## Challenge
Among these lines, how many include "Sign"? Answer only with the number.

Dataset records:
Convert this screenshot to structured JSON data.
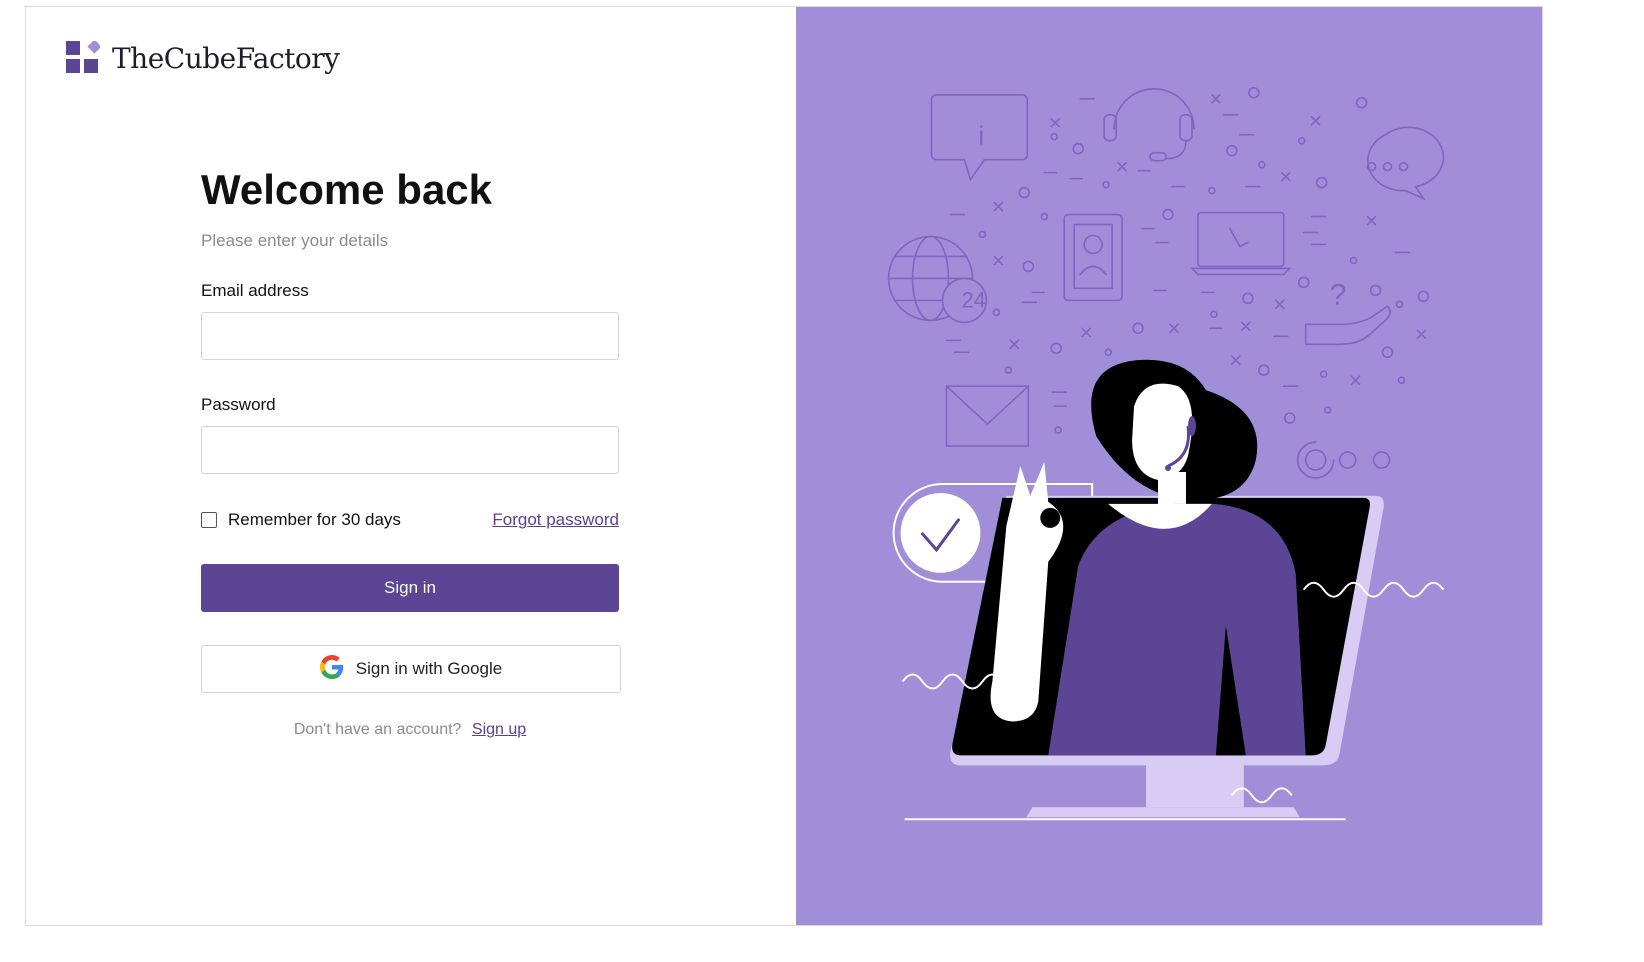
{
  "brand": {
    "name": "TheCubeFactory"
  },
  "form": {
    "title": "Welcome back",
    "subtitle": "Please enter your details",
    "email_label": "Email address",
    "email_value": "",
    "password_label": "Password",
    "password_value": "",
    "remember_label": "Remember for 30 days",
    "remember_checked": false,
    "forgot_label": "Forgot password",
    "signin_label": "Sign in",
    "google_label": "Sign in with Google",
    "no_account_text": "Don't have an account?",
    "signup_label": "Sign up"
  },
  "illustration": {
    "badge_text": "24",
    "info_bubble_text": "i",
    "question_mark": "?"
  },
  "colors": {
    "accent": "#5d4596",
    "panel_bg": "#a18ed9",
    "panel_line": "#7e66c1",
    "link": "#5b3f96"
  },
  "icons": {
    "logo": "cube-logo-icon",
    "google": "google-g-icon",
    "checkbox": "checkbox-unchecked-icon"
  }
}
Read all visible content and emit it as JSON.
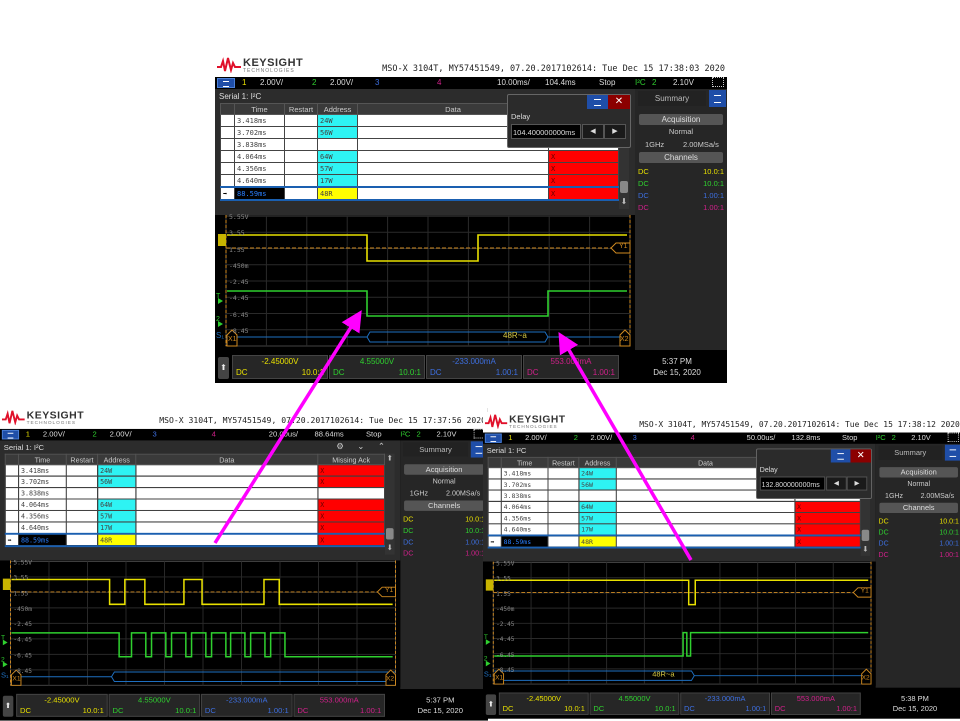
{
  "colors": {
    "ch1": "#e8e000",
    "ch2": "#2fd02f",
    "ch3": "#3d6fe0",
    "ch4": "#d0208a",
    "arrow": "#ff00ff",
    "missing_ack": "#ff0000",
    "address": "#2ef3f3",
    "selected_address": "#ffff00"
  },
  "scopes": [
    {
      "brand": {
        "name": "KEYSIGHT",
        "sub": "TECHNOLOGIES"
      },
      "title": "MSO-X 3104T, MY57451549, 07.20.2017102614: Tue Dec 15 17:38:03 2020",
      "toolbar": {
        "ch1": "1",
        "ch1_scale": "2.00V/",
        "ch2": "2",
        "ch2_scale": "2.00V/",
        "ch3": "3",
        "ch4": "4",
        "timebase": "10.00ms/",
        "delay": "104.4ms",
        "run_state": "Stop",
        "trigger_type": "I²C",
        "trigger_source": "2",
        "trigger_level": "2.10V"
      },
      "serial_label": "Serial 1: I²C",
      "table": {
        "columns": [
          "Time",
          "Restart",
          "Address",
          "Data",
          "Missing Ack"
        ],
        "rows": [
          {
            "time": "3.418ms",
            "address": "24W",
            "ack": "X"
          },
          {
            "time": "3.702ms",
            "address": "56W",
            "ack": "X"
          },
          {
            "time": "3.838ms",
            "address": "",
            "ack": ""
          },
          {
            "time": "4.064ms",
            "address": "64W",
            "ack": "X"
          },
          {
            "time": "4.356ms",
            "address": "57W",
            "ack": "X"
          },
          {
            "time": "4.640ms",
            "address": "17W",
            "ack": "X"
          },
          {
            "time": "88.59ms",
            "address": "48R",
            "ack": "X",
            "selected": true
          }
        ]
      },
      "delay_dialog": {
        "label": "Delay",
        "value": "104.400000000ms"
      },
      "summary": {
        "tab": "Summary",
        "acquisition": "Acquisition",
        "mode": "Normal",
        "bandwidth": "1GHz",
        "sample_rate": "2.00MSa/s",
        "channels": "Channels",
        "channel_rows": [
          {
            "coupling": "DC",
            "probe": "10.0:1"
          },
          {
            "coupling": "DC",
            "probe": "10.0:1"
          },
          {
            "coupling": "DC",
            "probe": "1.00:1"
          },
          {
            "coupling": "DC",
            "probe": "1.00:1"
          }
        ]
      },
      "wave": {
        "scale_labels": [
          "5.55V",
          "3.55",
          "1.55",
          "-450m",
          "-2.45",
          "-4.45",
          "-6.45",
          "-8.45"
        ],
        "decode_label": "48R~a",
        "markers": {
          "x1": "X1",
          "x2": "X2",
          "y1": "Y1"
        }
      },
      "channel_bar": [
        {
          "value": "-2.45000V",
          "coupling": "DC",
          "probe": "10.0:1"
        },
        {
          "value": "4.55000V",
          "coupling": "DC",
          "probe": "10.0:1"
        },
        {
          "value": "-233.000mA",
          "coupling": "DC",
          "probe": "1.00:1"
        },
        {
          "value": "553.000mA",
          "coupling": "DC",
          "probe": "1.00:1"
        }
      ],
      "clock": {
        "time": "5:37 PM",
        "date": "Dec 15, 2020"
      }
    },
    {
      "brand": {
        "name": "KEYSIGHT",
        "sub": "TECHNOLOGIES"
      },
      "title": "MSO-X 3104T, MY57451549, 07.20.2017102614: Tue Dec 15 17:37:56 2020",
      "toolbar": {
        "ch1": "1",
        "ch1_scale": "2.00V/",
        "ch2": "2",
        "ch2_scale": "2.00V/",
        "ch3": "3",
        "ch4": "4",
        "timebase": "20.00us/",
        "delay": "88.64ms",
        "run_state": "Stop",
        "trigger_type": "I²C",
        "trigger_source": "2",
        "trigger_level": "2.10V"
      },
      "serial_label": "Serial 1: I²C",
      "table": {
        "columns": [
          "Time",
          "Restart",
          "Address",
          "Data",
          "Missing Ack"
        ],
        "rows": [
          {
            "time": "3.418ms",
            "address": "24W",
            "ack": "X"
          },
          {
            "time": "3.702ms",
            "address": "56W",
            "ack": "X"
          },
          {
            "time": "3.838ms",
            "address": "",
            "ack": ""
          },
          {
            "time": "4.064ms",
            "address": "64W",
            "ack": "X"
          },
          {
            "time": "4.356ms",
            "address": "57W",
            "ack": "X"
          },
          {
            "time": "4.640ms",
            "address": "17W",
            "ack": "X"
          },
          {
            "time": "88.59ms",
            "address": "48R",
            "ack": "X",
            "selected": true
          }
        ]
      },
      "summary": {
        "tab": "Summary",
        "acquisition": "Acquisition",
        "mode": "Normal",
        "bandwidth": "1GHz",
        "sample_rate": "2.00MSa/s",
        "channels": "Channels",
        "channel_rows": [
          {
            "coupling": "DC",
            "probe": "10.0:1"
          },
          {
            "coupling": "DC",
            "probe": "10.0:1"
          },
          {
            "coupling": "DC",
            "probe": "1.00:1"
          },
          {
            "coupling": "DC",
            "probe": "1.00:1"
          }
        ]
      },
      "wave": {
        "scale_labels": [
          "5.55V",
          "3.55",
          "1.55",
          "-450m",
          "-2.45",
          "-4.45",
          "-6.45",
          "-8.45"
        ],
        "decode_label": "",
        "markers": {
          "x1": "X1",
          "x2": "X2",
          "y1": "Y1"
        }
      },
      "channel_bar": [
        {
          "value": "-2.45000V",
          "coupling": "DC",
          "probe": "10.0:1"
        },
        {
          "value": "4.55000V",
          "coupling": "DC",
          "probe": "10.0:1"
        },
        {
          "value": "-233.000mA",
          "coupling": "DC",
          "probe": "1.00:1"
        },
        {
          "value": "553.000mA",
          "coupling": "DC",
          "probe": "1.00:1"
        }
      ],
      "clock": {
        "time": "5:37 PM",
        "date": "Dec 15, 2020"
      }
    },
    {
      "brand": {
        "name": "KEYSIGHT",
        "sub": "TECHNOLOGIES"
      },
      "title": "MSO-X 3104T, MY57451549, 07.20.2017102614: Tue Dec 15 17:38:12 2020",
      "toolbar": {
        "ch1": "1",
        "ch1_scale": "2.00V/",
        "ch2": "2",
        "ch2_scale": "2.00V/",
        "ch3": "3",
        "ch4": "4",
        "timebase": "50.00us/",
        "delay": "132.8ms",
        "run_state": "Stop",
        "trigger_type": "I²C",
        "trigger_source": "2",
        "trigger_level": "2.10V"
      },
      "serial_label": "Serial 1: I²C",
      "table": {
        "columns": [
          "Time",
          "Restart",
          "Address",
          "Data",
          "Missing Ack"
        ],
        "rows": [
          {
            "time": "3.418ms",
            "address": "24W",
            "ack": "X"
          },
          {
            "time": "3.702ms",
            "address": "56W",
            "ack": "X"
          },
          {
            "time": "3.838ms",
            "address": "",
            "ack": ""
          },
          {
            "time": "4.064ms",
            "address": "64W",
            "ack": "X"
          },
          {
            "time": "4.356ms",
            "address": "57W",
            "ack": "X"
          },
          {
            "time": "4.640ms",
            "address": "17W",
            "ack": "X"
          },
          {
            "time": "88.59ms",
            "address": "48R",
            "ack": "X",
            "selected": true
          }
        ]
      },
      "delay_dialog": {
        "label": "Delay",
        "value": "132.800000000ms"
      },
      "summary": {
        "tab": "Summary",
        "acquisition": "Acquisition",
        "mode": "Normal",
        "bandwidth": "1GHz",
        "sample_rate": "2.00MSa/s",
        "channels": "Channels",
        "channel_rows": [
          {
            "coupling": "DC",
            "probe": "10.0:1"
          },
          {
            "coupling": "DC",
            "probe": "10.0:1"
          },
          {
            "coupling": "DC",
            "probe": "1.00:1"
          },
          {
            "coupling": "DC",
            "probe": "1.00:1"
          }
        ]
      },
      "wave": {
        "scale_labels": [
          "5.55V",
          "3.55",
          "1.55",
          "-450m",
          "-2.45",
          "-4.45",
          "-6.45",
          "-8.45"
        ],
        "decode_label": "48R~a",
        "markers": {
          "x1": "X1",
          "x2": "X2",
          "y1": "Y1"
        }
      },
      "channel_bar": [
        {
          "value": "-2.45000V",
          "coupling": "DC",
          "probe": "10.0:1"
        },
        {
          "value": "4.55000V",
          "coupling": "DC",
          "probe": "10.0:1"
        },
        {
          "value": "-233.000mA",
          "coupling": "DC",
          "probe": "1.00:1"
        },
        {
          "value": "553.000mA",
          "coupling": "DC",
          "probe": "1.00:1"
        }
      ],
      "clock": {
        "time": "5:38 PM",
        "date": "Dec 15, 2020"
      }
    }
  ]
}
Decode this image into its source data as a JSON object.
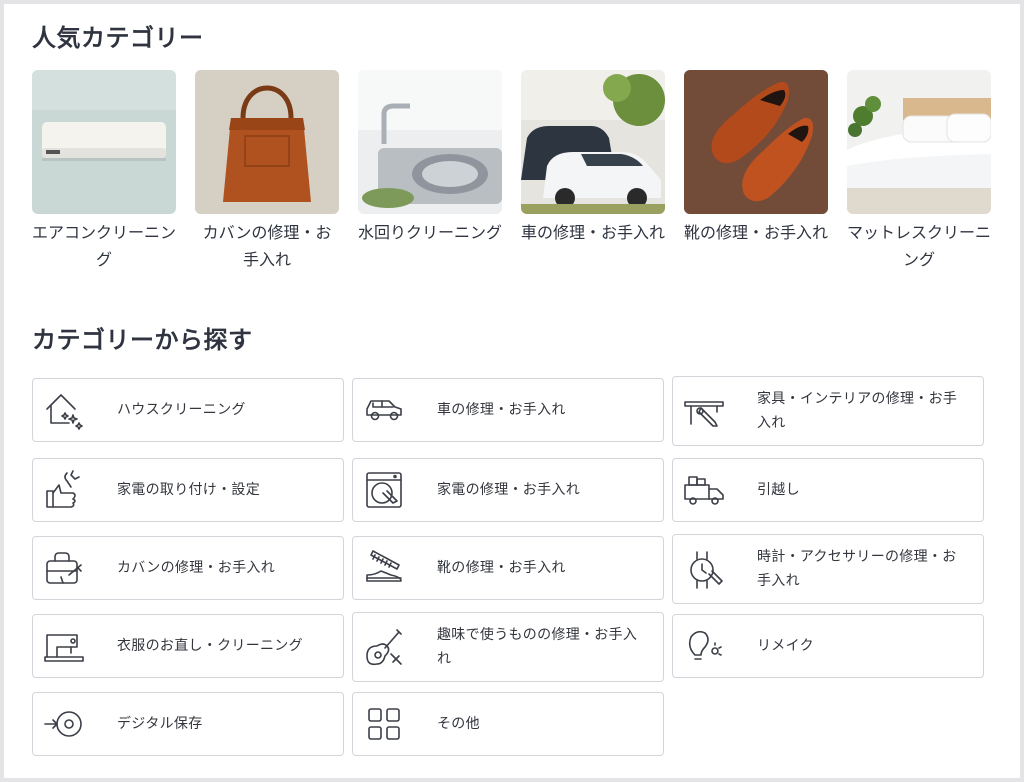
{
  "popular": {
    "title": "人気カテゴリー",
    "items": [
      {
        "label": "エアコンクリーニング",
        "icon": "air-conditioner-photo"
      },
      {
        "label": "カバンの修理・お手入れ",
        "icon": "leather-bag-photo"
      },
      {
        "label": "水回りクリーニング",
        "icon": "kitchen-sink-photo"
      },
      {
        "label": "車の修理・お手入れ",
        "icon": "cars-photo"
      },
      {
        "label": "靴の修理・お手入れ",
        "icon": "leather-shoes-photo"
      },
      {
        "label": "マットレスクリーニング",
        "icon": "bed-mattress-photo"
      }
    ]
  },
  "categories": {
    "title": "カテゴリーから探す",
    "items": [
      {
        "label": "ハウスクリーニング",
        "icon": "house-sparkle-icon"
      },
      {
        "label": "車の修理・お手入れ",
        "icon": "car-icon"
      },
      {
        "label": "家具・インテリアの修理・お手入れ",
        "icon": "furniture-repair-icon"
      },
      {
        "label": "家電の取り付け・設定",
        "icon": "thumbs-up-wrench-icon"
      },
      {
        "label": "家電の修理・お手入れ",
        "icon": "washing-machine-icon"
      },
      {
        "label": "引越し",
        "icon": "moving-truck-icon"
      },
      {
        "label": "カバンの修理・お手入れ",
        "icon": "bag-repair-icon"
      },
      {
        "label": "靴の修理・お手入れ",
        "icon": "shoe-brush-icon"
      },
      {
        "label": "時計・アクセサリーの修理・お手入れ",
        "icon": "watch-repair-icon"
      },
      {
        "label": "衣服のお直し・クリーニング",
        "icon": "sewing-machine-icon"
      },
      {
        "label": "趣味で使うものの修理・お手入れ",
        "icon": "guitar-repair-icon"
      },
      {
        "label": "リメイク",
        "icon": "remake-bulb-icon"
      },
      {
        "label": "デジタル保存",
        "icon": "disc-save-icon"
      },
      {
        "label": "その他",
        "icon": "grid-others-icon"
      }
    ]
  },
  "colors": {
    "text": "#2f3440",
    "card_border": "#d3d5da",
    "background": "#ffffff"
  }
}
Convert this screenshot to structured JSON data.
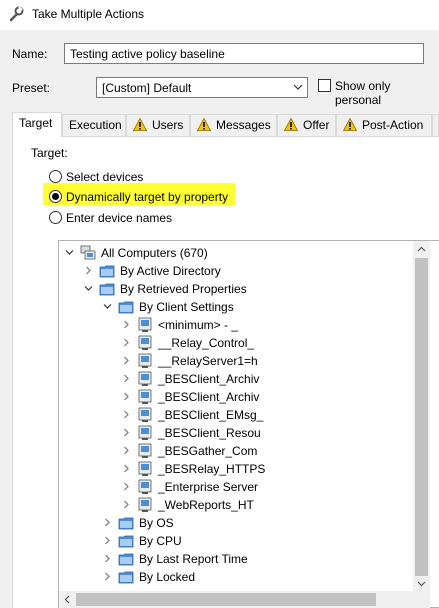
{
  "window": {
    "title": "Take Multiple Actions"
  },
  "form": {
    "name_label": "Name:",
    "name_value": "Testing active policy baseline",
    "preset_label": "Preset:",
    "preset_value": "[Custom] Default",
    "show_only_personal_label": "Show only personal",
    "show_only_personal_checked": false
  },
  "tabs": [
    {
      "label": "Target",
      "active": true,
      "warning": false
    },
    {
      "label": "Execution",
      "active": false,
      "warning": false
    },
    {
      "label": "Users",
      "active": false,
      "warning": true
    },
    {
      "label": "Messages",
      "active": false,
      "warning": true
    },
    {
      "label": "Offer",
      "active": false,
      "warning": true
    },
    {
      "label": "Post-Action",
      "active": false,
      "warning": true
    }
  ],
  "target": {
    "heading": "Target:",
    "options": [
      {
        "label": "Select devices",
        "selected": false
      },
      {
        "label": "Dynamically target by property",
        "selected": true,
        "highlight": "#ffff33"
      },
      {
        "label": "Enter device names",
        "selected": false
      }
    ]
  },
  "tree": {
    "root": "All Computers (670)",
    "items": [
      "By Active Directory",
      "By Retrieved Properties",
      "By Client Settings",
      "<minimum> - _",
      "__Relay_Control_",
      "__RelayServer1=h",
      "_BESClient_Archiv",
      "_BESClient_Archiv",
      "_BESClient_EMsg_",
      "_BESClient_Resou",
      "_BESGather_Com",
      "_BESRelay_HTTPS",
      "_Enterprise Server",
      "_WebReports_HT",
      "By OS",
      "By CPU",
      "By Last Report Time",
      "By Locked"
    ]
  },
  "colors": {
    "highlight": "#ffff33",
    "folder": "#4d8fd6",
    "warning": "#f5c400"
  }
}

## Full solution
3